▶ [Problem statement]: Each line that follows should be printed again exactly as it stands.

▶ [Supplied data]:
☆ ☆ ☆

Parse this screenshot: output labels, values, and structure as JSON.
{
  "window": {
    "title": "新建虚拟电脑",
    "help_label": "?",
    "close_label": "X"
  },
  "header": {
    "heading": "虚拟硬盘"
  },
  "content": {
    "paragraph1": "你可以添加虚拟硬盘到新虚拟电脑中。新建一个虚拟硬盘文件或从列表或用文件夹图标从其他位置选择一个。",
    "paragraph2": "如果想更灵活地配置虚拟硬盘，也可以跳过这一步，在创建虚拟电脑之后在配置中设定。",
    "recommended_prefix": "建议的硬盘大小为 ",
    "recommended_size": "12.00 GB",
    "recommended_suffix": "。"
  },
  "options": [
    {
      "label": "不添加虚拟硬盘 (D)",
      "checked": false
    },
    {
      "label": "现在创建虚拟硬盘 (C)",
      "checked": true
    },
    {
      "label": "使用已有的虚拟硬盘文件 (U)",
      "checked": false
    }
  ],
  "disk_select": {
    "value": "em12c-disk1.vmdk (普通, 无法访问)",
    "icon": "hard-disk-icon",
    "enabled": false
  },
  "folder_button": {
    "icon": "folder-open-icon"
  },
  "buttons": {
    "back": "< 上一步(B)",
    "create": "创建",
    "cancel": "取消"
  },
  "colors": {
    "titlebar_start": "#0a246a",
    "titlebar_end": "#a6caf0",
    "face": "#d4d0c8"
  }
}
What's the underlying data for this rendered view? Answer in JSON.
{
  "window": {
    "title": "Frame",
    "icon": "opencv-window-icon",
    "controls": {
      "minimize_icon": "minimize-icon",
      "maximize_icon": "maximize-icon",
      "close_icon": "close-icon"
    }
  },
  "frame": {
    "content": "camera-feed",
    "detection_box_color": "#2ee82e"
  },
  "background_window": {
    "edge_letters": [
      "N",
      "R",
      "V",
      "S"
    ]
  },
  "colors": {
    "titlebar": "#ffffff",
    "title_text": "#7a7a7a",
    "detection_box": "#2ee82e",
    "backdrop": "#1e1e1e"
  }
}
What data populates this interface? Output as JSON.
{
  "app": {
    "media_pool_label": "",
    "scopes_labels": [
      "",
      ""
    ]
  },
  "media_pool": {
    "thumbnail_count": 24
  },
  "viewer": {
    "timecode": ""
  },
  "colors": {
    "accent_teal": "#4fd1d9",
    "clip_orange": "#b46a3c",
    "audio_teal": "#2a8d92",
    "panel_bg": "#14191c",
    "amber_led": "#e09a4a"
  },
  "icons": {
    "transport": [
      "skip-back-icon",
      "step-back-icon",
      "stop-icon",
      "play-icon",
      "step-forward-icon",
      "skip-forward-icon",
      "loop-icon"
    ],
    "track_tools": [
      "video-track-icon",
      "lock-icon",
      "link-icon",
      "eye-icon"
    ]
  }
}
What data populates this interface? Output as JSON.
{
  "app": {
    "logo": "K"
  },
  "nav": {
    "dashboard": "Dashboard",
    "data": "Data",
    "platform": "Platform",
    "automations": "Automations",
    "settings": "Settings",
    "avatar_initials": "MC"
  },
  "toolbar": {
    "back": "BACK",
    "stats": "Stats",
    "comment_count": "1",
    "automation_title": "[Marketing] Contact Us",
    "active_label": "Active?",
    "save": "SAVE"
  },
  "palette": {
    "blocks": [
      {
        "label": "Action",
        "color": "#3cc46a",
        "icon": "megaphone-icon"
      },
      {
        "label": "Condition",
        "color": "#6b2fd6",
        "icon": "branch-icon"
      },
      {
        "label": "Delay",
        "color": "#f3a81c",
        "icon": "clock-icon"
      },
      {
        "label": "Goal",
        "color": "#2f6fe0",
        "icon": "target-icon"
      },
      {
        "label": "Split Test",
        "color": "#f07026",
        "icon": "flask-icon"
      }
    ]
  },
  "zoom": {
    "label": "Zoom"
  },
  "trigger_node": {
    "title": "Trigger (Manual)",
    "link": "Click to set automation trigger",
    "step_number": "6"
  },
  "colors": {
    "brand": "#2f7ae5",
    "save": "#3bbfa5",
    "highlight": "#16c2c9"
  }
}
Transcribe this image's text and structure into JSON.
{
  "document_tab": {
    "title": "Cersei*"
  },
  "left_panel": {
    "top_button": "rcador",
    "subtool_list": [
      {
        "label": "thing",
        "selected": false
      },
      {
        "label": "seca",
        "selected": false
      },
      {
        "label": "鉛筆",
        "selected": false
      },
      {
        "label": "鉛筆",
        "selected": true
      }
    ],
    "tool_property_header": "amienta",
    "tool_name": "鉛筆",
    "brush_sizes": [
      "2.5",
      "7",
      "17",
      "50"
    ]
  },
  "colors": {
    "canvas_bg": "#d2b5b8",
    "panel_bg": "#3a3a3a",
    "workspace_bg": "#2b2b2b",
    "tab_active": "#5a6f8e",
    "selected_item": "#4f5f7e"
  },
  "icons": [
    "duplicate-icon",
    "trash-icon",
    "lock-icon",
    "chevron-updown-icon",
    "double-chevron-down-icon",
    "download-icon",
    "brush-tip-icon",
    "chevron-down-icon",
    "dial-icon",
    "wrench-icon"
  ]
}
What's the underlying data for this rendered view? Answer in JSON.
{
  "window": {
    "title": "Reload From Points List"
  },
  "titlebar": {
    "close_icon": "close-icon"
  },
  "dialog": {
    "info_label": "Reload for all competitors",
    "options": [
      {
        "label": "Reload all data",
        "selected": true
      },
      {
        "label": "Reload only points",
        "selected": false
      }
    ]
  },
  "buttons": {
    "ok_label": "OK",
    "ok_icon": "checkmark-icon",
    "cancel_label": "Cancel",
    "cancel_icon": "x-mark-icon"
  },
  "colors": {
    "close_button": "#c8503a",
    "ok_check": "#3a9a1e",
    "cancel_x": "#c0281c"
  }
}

☆ ☆ ☆

▶ [Response]:
Parse this screenshot: output labels, values, and structure as JSON.
{
  "window": {
    "title": "新建虚拟电脑",
    "help_label": "?",
    "close_label": "X"
  },
  "header": {
    "heading": "虚拟硬盘"
  },
  "content": {
    "paragraph1": "你可以添加虚拟硬盘到新虚拟电脑中。新建一个虚拟硬盘文件或从列表或用文件夹图标从其他位置选择一个。",
    "paragraph2": "如果想更灵活地配置虚拟硬盘，也可以跳过这一步，在创建虚拟电脑之后在配置中设定。",
    "recommended_prefix": "建议的硬盘大小为 ",
    "recommended_size": "12.00 GB",
    "recommended_suffix": "。"
  },
  "options": [
    {
      "label": "不添加虚拟硬盘 (D)",
      "checked": false
    },
    {
      "label": "现在创建虚拟硬盘 (C)",
      "checked": true
    },
    {
      "label": "使用已有的虚拟硬盘文件 (U)",
      "checked": false
    }
  ],
  "disk_select": {
    "value": "em12c-disk1.vmdk (普通, 无法访问)",
    "icon": "hard-disk-icon",
    "enabled": false
  },
  "folder_button": {
    "icon": "folder-open-icon"
  },
  "buttons": {
    "back": "< 上一步(B)",
    "create": "创建",
    "cancel": "取消"
  },
  "colors": {
    "titlebar_start": "#0a246a",
    "titlebar_end": "#a6caf0",
    "face": "#d4d0c8"
  }
}
What's the underlying data for this rendered view? Answer in JSON.
{
  "window": {
    "title": "Frame",
    "icon": "opencv-window-icon",
    "controls": {
      "minimize_icon": "minimize-icon",
      "maximize_icon": "maximize-icon",
      "close_icon": "close-icon"
    }
  },
  "frame": {
    "content": "camera-feed",
    "detection_box_color": "#2ee82e"
  },
  "background_window": {
    "edge_letters": [
      "N",
      "R",
      "V",
      "S"
    ]
  },
  "colors": {
    "titlebar": "#ffffff",
    "title_text": "#7a7a7a",
    "detection_box": "#2ee82e",
    "backdrop": "#1e1e1e"
  }
}
What data populates this interface? Output as JSON.
{
  "app": {
    "media_pool_label": "",
    "scopes_labels": [
      "",
      ""
    ]
  },
  "media_pool": {
    "thumbnail_count": 24
  },
  "viewer": {
    "timecode": ""
  },
  "colors": {
    "accent_teal": "#4fd1d9",
    "clip_orange": "#b46a3c",
    "audio_teal": "#2a8d92",
    "panel_bg": "#14191c",
    "amber_led": "#e09a4a"
  },
  "icons": {
    "transport": [
      "skip-back-icon",
      "step-back-icon",
      "stop-icon",
      "play-icon",
      "step-forward-icon",
      "skip-forward-icon",
      "loop-icon"
    ],
    "track_tools": [
      "video-track-icon",
      "lock-icon",
      "link-icon",
      "eye-icon"
    ]
  }
}
What data populates this interface? Output as JSON.
{
  "app": {
    "logo": "K"
  },
  "nav": {
    "dashboard": "Dashboard",
    "data": "Data",
    "platform": "Platform",
    "automations": "Automations",
    "settings": "Settings",
    "avatar_initials": "MC"
  },
  "toolbar": {
    "back": "BACK",
    "stats": "Stats",
    "comment_count": "1",
    "automation_title": "[Marketing] Contact Us",
    "active_label": "Active?",
    "save": "SAVE"
  },
  "palette": {
    "blocks": [
      {
        "label": "Action",
        "color": "#3cc46a",
        "icon": "megaphone-icon"
      },
      {
        "label": "Condition",
        "color": "#6b2fd6",
        "icon": "branch-icon"
      },
      {
        "label": "Delay",
        "color": "#f3a81c",
        "icon": "clock-icon"
      },
      {
        "label": "Goal",
        "color": "#2f6fe0",
        "icon": "target-icon"
      },
      {
        "label": "Split Test",
        "color": "#f07026",
        "icon": "flask-icon"
      }
    ]
  },
  "zoom": {
    "label": "Zoom"
  },
  "trigger_node": {
    "title": "Trigger (Manual)",
    "link": "Click to set automation trigger",
    "step_number": "6"
  },
  "colors": {
    "brand": "#2f7ae5",
    "save": "#3bbfa5",
    "highlight": "#16c2c9"
  }
}
Transcribe this image's text and structure into JSON.
{
  "document_tab": {
    "title": "Cersei*"
  },
  "left_panel": {
    "top_button": "rcador",
    "subtool_list": [
      {
        "label": "thing",
        "selected": false
      },
      {
        "label": "seca",
        "selected": false
      },
      {
        "label": "鉛筆",
        "selected": false
      },
      {
        "label": "鉛筆",
        "selected": true
      }
    ],
    "tool_property_header": "amienta",
    "tool_name": "鉛筆",
    "brush_sizes": [
      "2.5",
      "7",
      "17",
      "50"
    ]
  },
  "colors": {
    "canvas_bg": "#d2b5b8",
    "panel_bg": "#3a3a3a",
    "workspace_bg": "#2b2b2b",
    "tab_active": "#5a6f8e",
    "selected_item": "#4f5f7e"
  },
  "icons": [
    "duplicate-icon",
    "trash-icon",
    "lock-icon",
    "chevron-updown-icon",
    "double-chevron-down-icon",
    "download-icon",
    "brush-tip-icon",
    "chevron-down-icon",
    "dial-icon",
    "wrench-icon"
  ]
}
What's the underlying data for this rendered view? Answer in JSON.
{
  "window": {
    "title": "Reload From Points List"
  },
  "titlebar": {
    "close_icon": "close-icon"
  },
  "dialog": {
    "info_label": "Reload for all competitors",
    "options": [
      {
        "label": "Reload all data",
        "selected": true
      },
      {
        "label": "Reload only points",
        "selected": false
      }
    ]
  },
  "buttons": {
    "ok_label": "OK",
    "ok_icon": "checkmark-icon",
    "cancel_label": "Cancel",
    "cancel_icon": "x-mark-icon"
  },
  "colors": {
    "close_button": "#c8503a",
    "ok_check": "#3a9a1e",
    "cancel_x": "#c0281c"
  }
}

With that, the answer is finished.